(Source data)
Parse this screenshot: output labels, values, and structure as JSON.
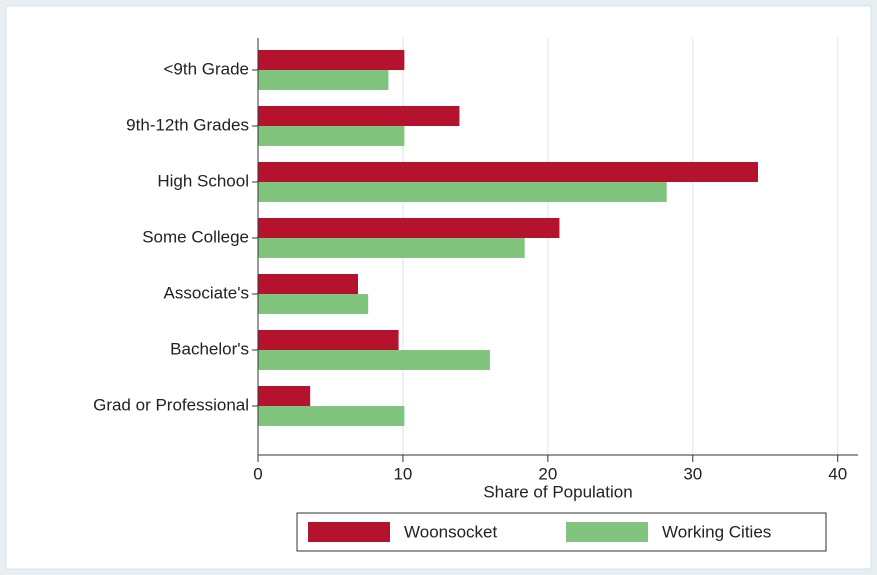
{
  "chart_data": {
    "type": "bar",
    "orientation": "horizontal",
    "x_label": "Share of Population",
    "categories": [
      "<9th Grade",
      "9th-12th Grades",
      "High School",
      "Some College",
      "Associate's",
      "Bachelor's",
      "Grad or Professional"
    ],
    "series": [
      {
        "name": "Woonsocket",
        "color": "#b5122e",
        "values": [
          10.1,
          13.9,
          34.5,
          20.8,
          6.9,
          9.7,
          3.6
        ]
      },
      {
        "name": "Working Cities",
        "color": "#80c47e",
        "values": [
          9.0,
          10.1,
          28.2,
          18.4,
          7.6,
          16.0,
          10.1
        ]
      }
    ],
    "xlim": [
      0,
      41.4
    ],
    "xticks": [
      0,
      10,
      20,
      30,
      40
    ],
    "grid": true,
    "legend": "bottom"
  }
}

Given exercise:
Find every line of the data that holds the string "name", then say how many there are and nothing else.

Solution for this task:
2